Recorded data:
Begin

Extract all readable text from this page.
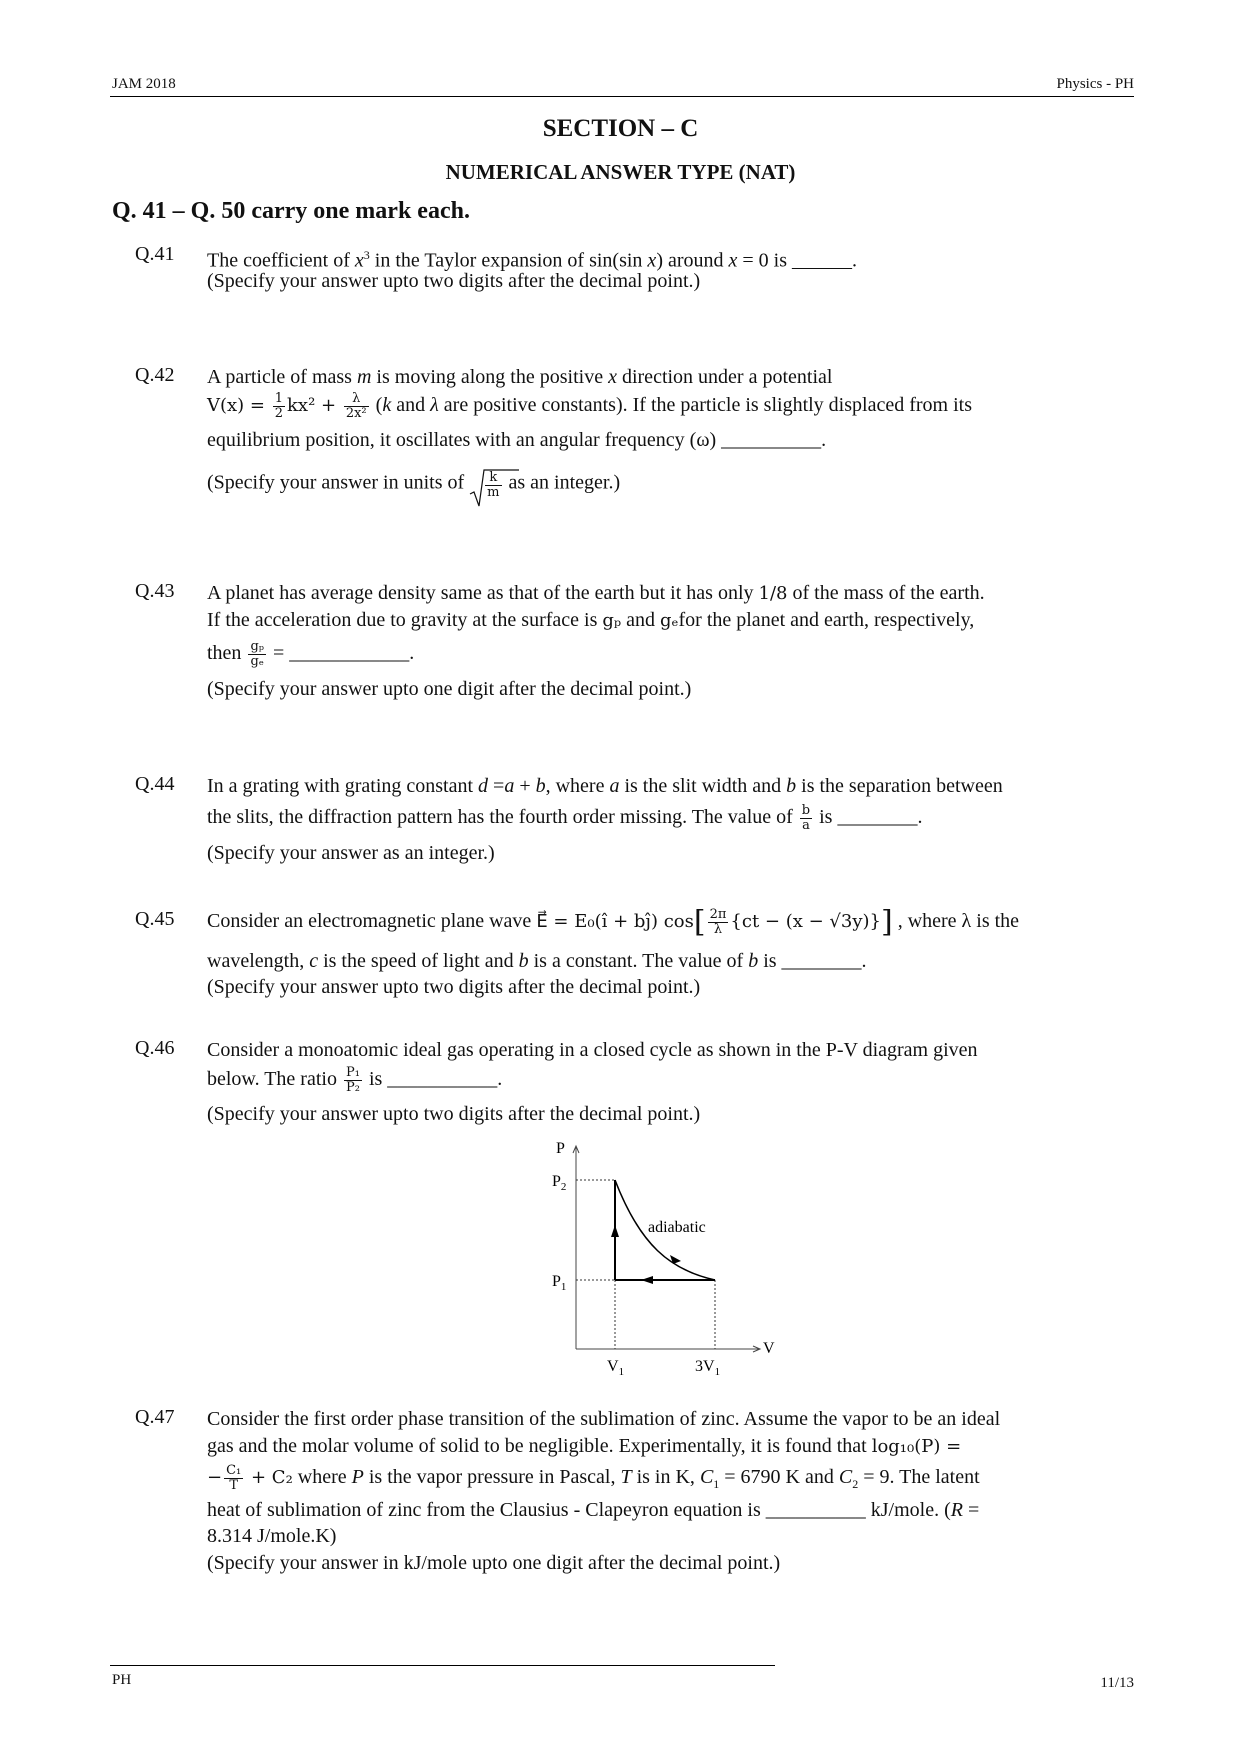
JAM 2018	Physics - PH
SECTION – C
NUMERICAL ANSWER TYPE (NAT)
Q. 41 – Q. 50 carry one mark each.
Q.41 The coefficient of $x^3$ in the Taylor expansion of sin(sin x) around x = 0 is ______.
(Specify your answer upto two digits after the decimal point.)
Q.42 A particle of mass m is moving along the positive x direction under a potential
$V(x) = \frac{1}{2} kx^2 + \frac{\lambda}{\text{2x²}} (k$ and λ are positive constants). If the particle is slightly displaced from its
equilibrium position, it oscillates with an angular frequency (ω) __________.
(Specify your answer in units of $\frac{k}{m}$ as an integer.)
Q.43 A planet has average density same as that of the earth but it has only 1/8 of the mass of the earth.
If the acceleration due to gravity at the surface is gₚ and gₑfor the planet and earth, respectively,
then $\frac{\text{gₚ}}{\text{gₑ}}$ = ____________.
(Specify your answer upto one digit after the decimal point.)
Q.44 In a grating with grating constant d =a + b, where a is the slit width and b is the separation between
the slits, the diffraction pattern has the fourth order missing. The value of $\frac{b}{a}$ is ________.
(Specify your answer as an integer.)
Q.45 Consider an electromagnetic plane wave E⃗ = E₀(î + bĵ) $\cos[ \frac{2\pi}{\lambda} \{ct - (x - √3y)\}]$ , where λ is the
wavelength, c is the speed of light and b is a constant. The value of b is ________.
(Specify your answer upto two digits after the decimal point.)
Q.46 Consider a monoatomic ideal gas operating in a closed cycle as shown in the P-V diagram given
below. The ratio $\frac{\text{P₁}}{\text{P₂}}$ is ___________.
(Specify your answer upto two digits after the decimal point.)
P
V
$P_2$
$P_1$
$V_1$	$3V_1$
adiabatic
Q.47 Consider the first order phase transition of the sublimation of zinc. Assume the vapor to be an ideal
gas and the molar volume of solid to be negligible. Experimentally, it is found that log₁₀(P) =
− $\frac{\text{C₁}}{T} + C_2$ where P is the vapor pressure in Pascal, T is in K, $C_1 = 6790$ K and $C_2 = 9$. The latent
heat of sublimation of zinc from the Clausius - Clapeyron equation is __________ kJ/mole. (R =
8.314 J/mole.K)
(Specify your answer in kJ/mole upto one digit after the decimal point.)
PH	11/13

End

■ **GOAL OF THE EXERCISE**
Make an exact copy of the records shown above, without the pictures.

■ **SOLUTION TO THIS EXERCISE**
Extract all readable text from this page.
JAM 2018	Physics - PH
SECTION – C
NUMERICAL ANSWER TYPE (NAT)
Q. 41 – Q. 50 carry one mark each.
Q.41 The coefficient of $x^3$ in the Taylor expansion of sin(sin x) around x = 0 is ______.
(Specify your answer upto two digits after the decimal point.)
Q.42 A particle of mass m is moving along the positive x direction under a potential
$V(x) = \frac{1}{2} kx^2 + \frac{\lambda}{\text{2x²}} (k$ and λ are positive constants). If the particle is slightly displaced from its
equilibrium position, it oscillates with an angular frequency (ω) __________.
(Specify your answer in units of $\frac{k}{m}$ as an integer.)
Q.43 A planet has average density same as that of the earth but it has only 1/8 of the mass of the earth.
If the acceleration due to gravity at the surface is gₚ and gₑfor the planet and earth, respectively,
then $\frac{\text{gₚ}}{\text{gₑ}}$ = ____________.
(Specify your answer upto one digit after the decimal point.)
Q.44 In a grating with grating constant d =a + b, where a is the slit width and b is the separation between
the slits, the diffraction pattern has the fourth order missing. The value of $\frac{b}{a}$ is ________.
(Specify your answer as an integer.)
Q.45 Consider an electromagnetic plane wave E⃗ = E₀(î + bĵ) $\cos[ \frac{2\pi}{\lambda} \{ct - (x - √3y)\}]$ , where λ is the
wavelength, c is the speed of light and b is a constant. The value of b is ________.
(Specify your answer upto two digits after the decimal point.)
Q.46 Consider a monoatomic ideal gas operating in a closed cycle as shown in the P-V diagram given
below. The ratio $\frac{\text{P₁}}{\text{P₂}}$ is ___________.
(Specify your answer upto two digits after the decimal point.)
P
V
$P_2$
$P_1$
$V_1$	$3V_1$
adiabatic
Q.47 Consider the first order phase transition of the sublimation of zinc. Assume the vapor to be an ideal
gas and the molar volume of solid to be negligible. Experimentally, it is found that log₁₀(P) =
− $\frac{\text{C₁}}{T} + C_2$ where P is the vapor pressure in Pascal, T is in K, $C_1 = 6790$ K and $C_2 = 9$. The latent
heat of sublimation of zinc from the Clausius - Clapeyron equation is __________ kJ/mole. (R =
8.314 J/mole.K)
(Specify your answer in kJ/mole upto one digit after the decimal point.)
PH	11/13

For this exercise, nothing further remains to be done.